__LISTED ENTRIES__:
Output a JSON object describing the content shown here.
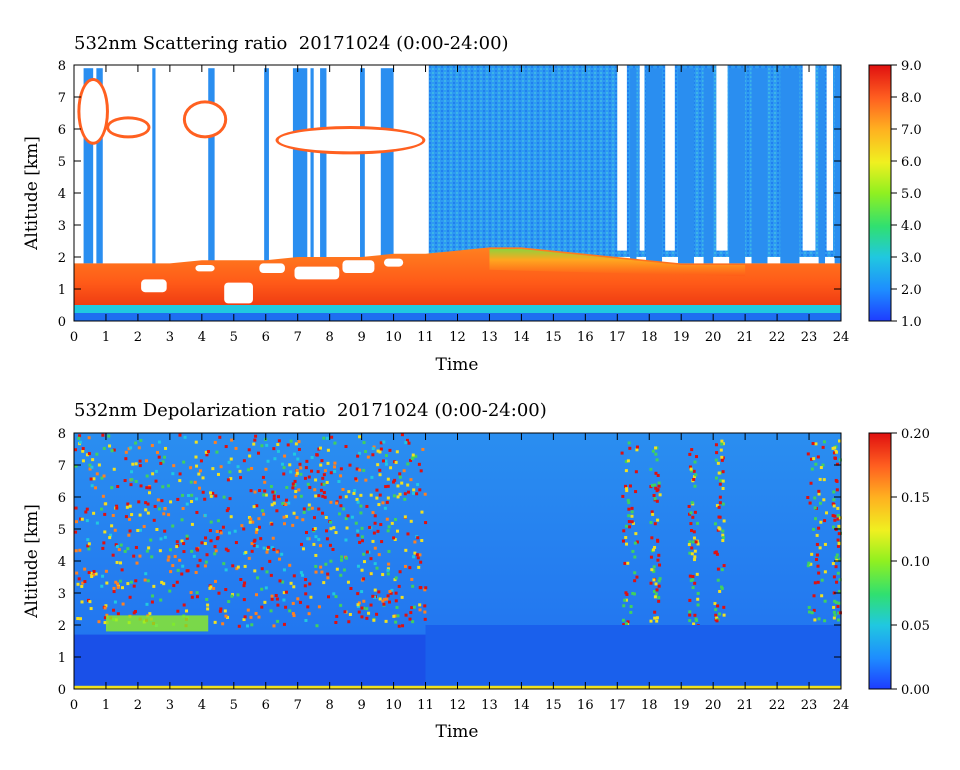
{
  "chart_data": [
    {
      "type": "heatmap",
      "title": "532nm Scattering ratio  20171024 (0:00-24:00)",
      "xlabel": "Time",
      "ylabel": "Altitude [km]",
      "xlim": [
        0,
        24
      ],
      "ylim": [
        0,
        8
      ],
      "x_ticks": [
        "0",
        "1",
        "2",
        "3",
        "4",
        "5",
        "6",
        "7",
        "8",
        "9",
        "10",
        "11",
        "12",
        "13",
        "14",
        "15",
        "16",
        "17",
        "18",
        "19",
        "20",
        "21",
        "22",
        "23",
        "24"
      ],
      "y_ticks": [
        "0",
        "1",
        "2",
        "3",
        "4",
        "5",
        "6",
        "7",
        "8"
      ],
      "colorbar": {
        "range": [
          1.0,
          9.0
        ],
        "ticks": [
          "1.0",
          "2.0",
          "3.0",
          "4.0",
          "5.0",
          "6.0",
          "7.0",
          "8.0",
          "9.0"
        ],
        "colors": [
          "#1e3cff",
          "#1e8cff",
          "#20c8e0",
          "#30e070",
          "#90f020",
          "#f0f020",
          "#ffb020",
          "#ff6020",
          "#e01010"
        ]
      },
      "layers": {
        "boundary_layer_top_km": [
          1.8,
          1.8,
          1.8,
          1.8,
          1.9,
          1.9,
          1.9,
          2.0,
          2.0,
          2.0,
          2.1,
          2.1,
          2.2,
          2.3,
          2.3,
          2.2,
          2.1,
          2.0,
          1.9,
          1.8,
          1.8,
          1.8,
          1.8,
          1.8,
          1.8
        ],
        "cloud_band_km": [
          [
            0.2,
            1.0,
            5.6,
            7.5
          ],
          [
            1.1,
            2.3,
            5.8,
            6.3
          ],
          [
            3.5,
            4.7,
            5.8,
            6.8
          ],
          [
            6.4,
            10.9,
            5.3,
            6.0
          ]
        ]
      },
      "grid": false
    },
    {
      "type": "heatmap",
      "title": "532nm Depolarization ratio  20171024 (0:00-24:00)",
      "xlabel": "Time",
      "ylabel": "Altitude [km]",
      "xlim": [
        0,
        24
      ],
      "ylim": [
        0,
        8
      ],
      "x_ticks": [
        "0",
        "1",
        "2",
        "3",
        "4",
        "5",
        "6",
        "7",
        "8",
        "9",
        "10",
        "11",
        "12",
        "13",
        "14",
        "15",
        "16",
        "17",
        "18",
        "19",
        "20",
        "21",
        "22",
        "23",
        "24"
      ],
      "y_ticks": [
        "0",
        "1",
        "2",
        "3",
        "4",
        "5",
        "6",
        "7",
        "8"
      ],
      "colorbar": {
        "range": [
          0.0,
          0.2
        ],
        "ticks": [
          "0.00",
          "0.05",
          "0.10",
          "0.15",
          "0.20"
        ],
        "colors": [
          "#1e3cff",
          "#1e8cff",
          "#20c8e0",
          "#30e070",
          "#90f020",
          "#f0f020",
          "#ffb020",
          "#ff6020",
          "#e01010"
        ]
      },
      "grid": false
    }
  ]
}
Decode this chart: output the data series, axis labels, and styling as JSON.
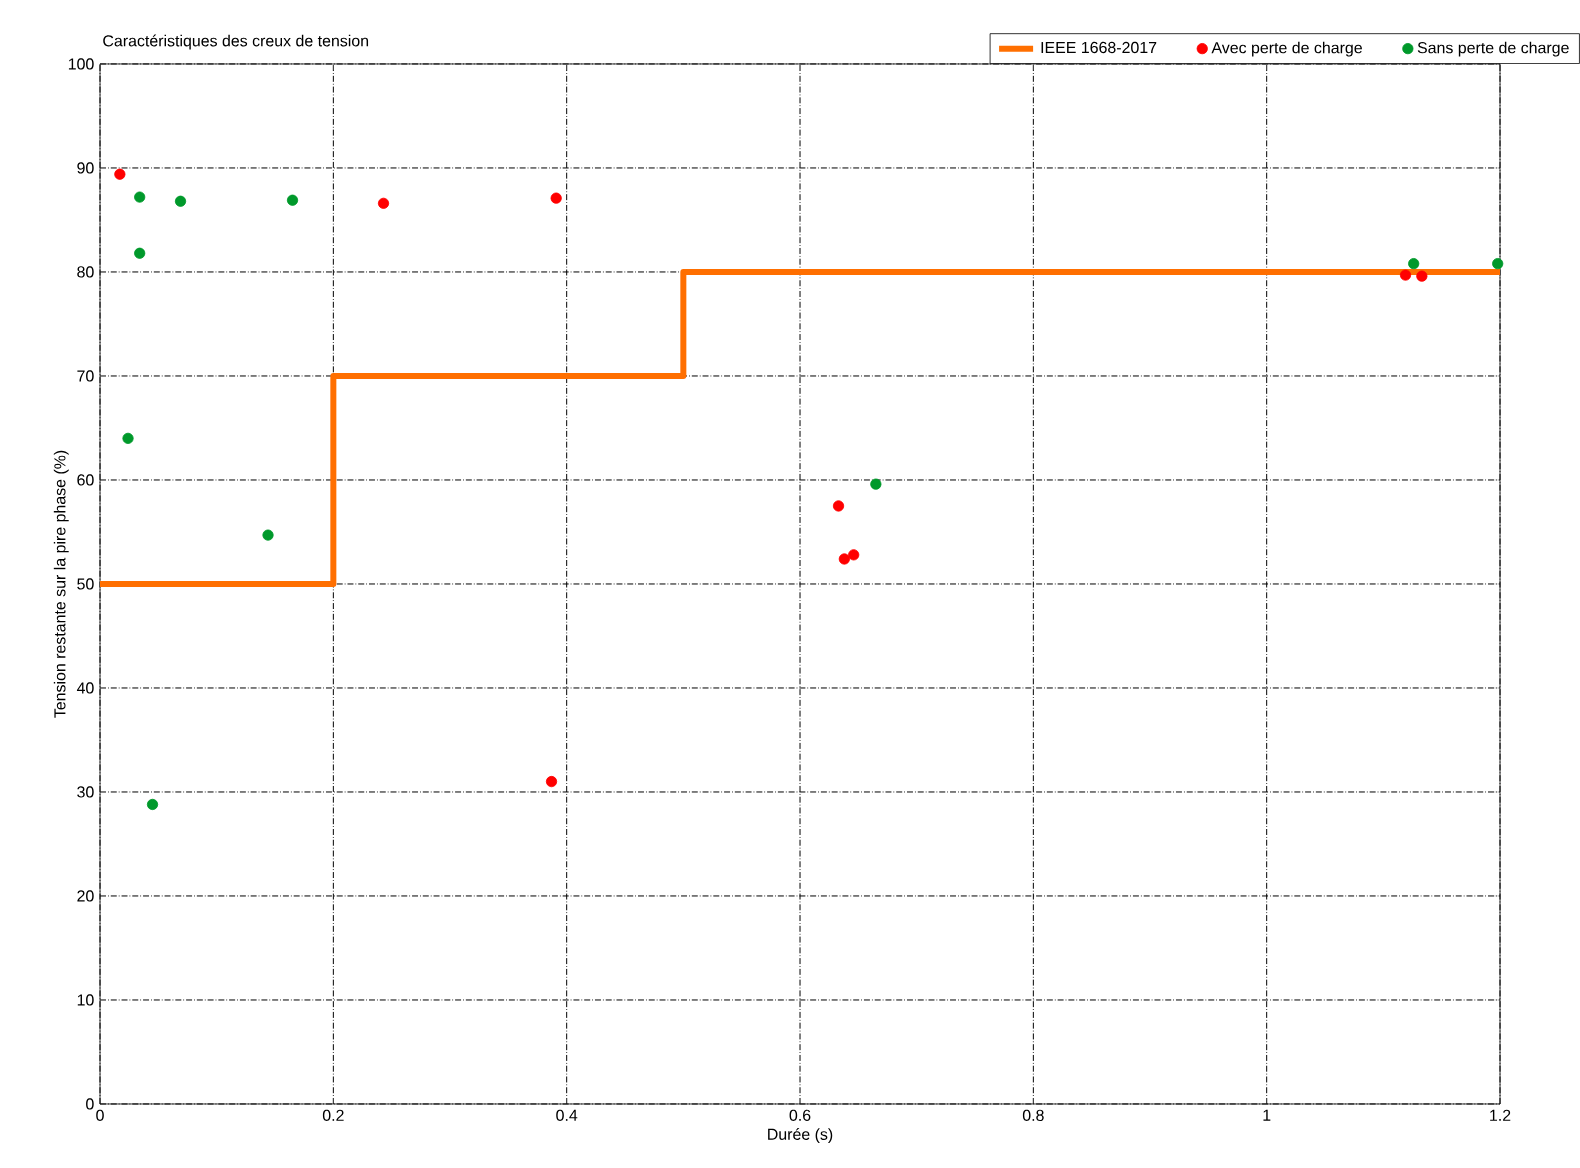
{
  "chart_data": {
    "type": "scatter",
    "title": "Caractéristiques des creux de tension",
    "xlabel": "Durée (s)",
    "ylabel": "Tension restante sur la pire phase (%)",
    "xlim": [
      0,
      1.2
    ],
    "ylim": [
      0,
      100
    ],
    "xticks": [
      0,
      0.2,
      0.4,
      0.6,
      0.8,
      1,
      1.2
    ],
    "yticks": [
      0,
      10,
      20,
      30,
      40,
      50,
      60,
      70,
      80,
      90,
      100
    ],
    "grid": true,
    "legend": "top right",
    "series": [
      {
        "name": "IEEE 1668-2017",
        "type": "step",
        "color": "#ff6f00",
        "x": [
          0,
          0.2,
          0.5,
          1.2
        ],
        "values": [
          50,
          70,
          80,
          80
        ]
      },
      {
        "name": "Avec perte de charge",
        "color": "#ff0000",
        "marker": "circle",
        "x": [
          0.017,
          0.243,
          0.391,
          0.387,
          0.633,
          0.638,
          0.646,
          1.119,
          1.133
        ],
        "values": [
          89.4,
          86.6,
          87.1,
          31,
          57.5,
          52.4,
          52.8,
          79.7,
          79.6
        ]
      },
      {
        "name": "Sans perte de charge",
        "color": "#00992b",
        "marker": "circle",
        "x": [
          0.034,
          0.069,
          0.165,
          0.034,
          0.024,
          0.144,
          0.045,
          0.665,
          1.126,
          1.198
        ],
        "values": [
          87.2,
          86.8,
          86.9,
          81.8,
          64,
          54.7,
          28.8,
          59.6,
          80.8,
          80.8
        ]
      }
    ]
  }
}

__EXERCISE DIRECTIONS__: Your task is to repeat the data above exactly while excluding the pictures.

__RIGHT ANSWER__:
Output a JSON object describing the content shown here.
{
  "chart_data": [
    {
      "type": "heatmap",
      "title": "532nm Scattering ratio  20171024 (0:00-24:00)",
      "xlabel": "Time",
      "ylabel": "Altitude [km]",
      "xlim": [
        0,
        24
      ],
      "ylim": [
        0,
        8
      ],
      "x_ticks": [
        "0",
        "1",
        "2",
        "3",
        "4",
        "5",
        "6",
        "7",
        "8",
        "9",
        "10",
        "11",
        "12",
        "13",
        "14",
        "15",
        "16",
        "17",
        "18",
        "19",
        "20",
        "21",
        "22",
        "23",
        "24"
      ],
      "y_ticks": [
        "0",
        "1",
        "2",
        "3",
        "4",
        "5",
        "6",
        "7",
        "8"
      ],
      "colorbar": {
        "range": [
          1.0,
          9.0
        ],
        "ticks": [
          "1.0",
          "2.0",
          "3.0",
          "4.0",
          "5.0",
          "6.0",
          "7.0",
          "8.0",
          "9.0"
        ],
        "colors": [
          "#1e3cff",
          "#1e8cff",
          "#20c8e0",
          "#30e070",
          "#90f020",
          "#f0f020",
          "#ffb020",
          "#ff6020",
          "#e01010"
        ]
      },
      "layers": {
        "boundary_layer_top_km": [
          1.8,
          1.8,
          1.8,
          1.8,
          1.9,
          1.9,
          1.9,
          2.0,
          2.0,
          2.0,
          2.1,
          2.1,
          2.2,
          2.3,
          2.3,
          2.2,
          2.1,
          2.0,
          1.9,
          1.8,
          1.8,
          1.8,
          1.8,
          1.8,
          1.8
        ],
        "cloud_band_km": [
          [
            0.2,
            1.0,
            5.6,
            7.5
          ],
          [
            1.1,
            2.3,
            5.8,
            6.3
          ],
          [
            3.5,
            4.7,
            5.8,
            6.8
          ],
          [
            6.4,
            10.9,
            5.3,
            6.0
          ]
        ]
      },
      "grid": false
    },
    {
      "type": "heatmap",
      "title": "532nm Depolarization ratio  20171024 (0:00-24:00)",
      "xlabel": "Time",
      "ylabel": "Altitude [km]",
      "xlim": [
        0,
        24
      ],
      "ylim": [
        0,
        8
      ],
      "x_ticks": [
        "0",
        "1",
        "2",
        "3",
        "4",
        "5",
        "6",
        "7",
        "8",
        "9",
        "10",
        "11",
        "12",
        "13",
        "14",
        "15",
        "16",
        "17",
        "18",
        "19",
        "20",
        "21",
        "22",
        "23",
        "24"
      ],
      "y_ticks": [
        "0",
        "1",
        "2",
        "3",
        "4",
        "5",
        "6",
        "7",
        "8"
      ],
      "colorbar": {
        "range": [
          0.0,
          0.2
        ],
        "ticks": [
          "0.00",
          "0.05",
          "0.10",
          "0.15",
          "0.20"
        ],
        "colors": [
          "#1e3cff",
          "#1e8cff",
          "#20c8e0",
          "#30e070",
          "#90f020",
          "#f0f020",
          "#ffb020",
          "#ff6020",
          "#e01010"
        ]
      },
      "grid": false
    }
  ]
}
Decode this chart: output the data series, axis labels, and styling as JSON.
{
  "chart_data": {
    "type": "scatter",
    "title": "Caractéristiques des creux de tension",
    "xlabel": "Durée (s)",
    "ylabel": "Tension restante sur la pire phase (%)",
    "xlim": [
      0,
      1.2
    ],
    "ylim": [
      0,
      100
    ],
    "xticks": [
      0,
      0.2,
      0.4,
      0.6,
      0.8,
      1,
      1.2
    ],
    "yticks": [
      0,
      10,
      20,
      30,
      40,
      50,
      60,
      70,
      80,
      90,
      100
    ],
    "grid": true,
    "legend": "top right",
    "series": [
      {
        "name": "IEEE 1668-2017",
        "type": "step",
        "color": "#ff6f00",
        "x": [
          0,
          0.2,
          0.5,
          1.2
        ],
        "values": [
          50,
          70,
          80,
          80
        ]
      },
      {
        "name": "Avec perte de charge",
        "color": "#ff0000",
        "marker": "circle",
        "x": [
          0.017,
          0.243,
          0.391,
          0.387,
          0.633,
          0.638,
          0.646,
          1.119,
          1.133
        ],
        "values": [
          89.4,
          86.6,
          87.1,
          31,
          57.5,
          52.4,
          52.8,
          79.7,
          79.6
        ]
      },
      {
        "name": "Sans perte de charge",
        "color": "#00992b",
        "marker": "circle",
        "x": [
          0.034,
          0.069,
          0.165,
          0.034,
          0.024,
          0.144,
          0.045,
          0.665,
          1.126,
          1.198
        ],
        "values": [
          87.2,
          86.8,
          86.9,
          81.8,
          64,
          54.7,
          28.8,
          59.6,
          80.8,
          80.8
        ]
      }
    ]
  }
}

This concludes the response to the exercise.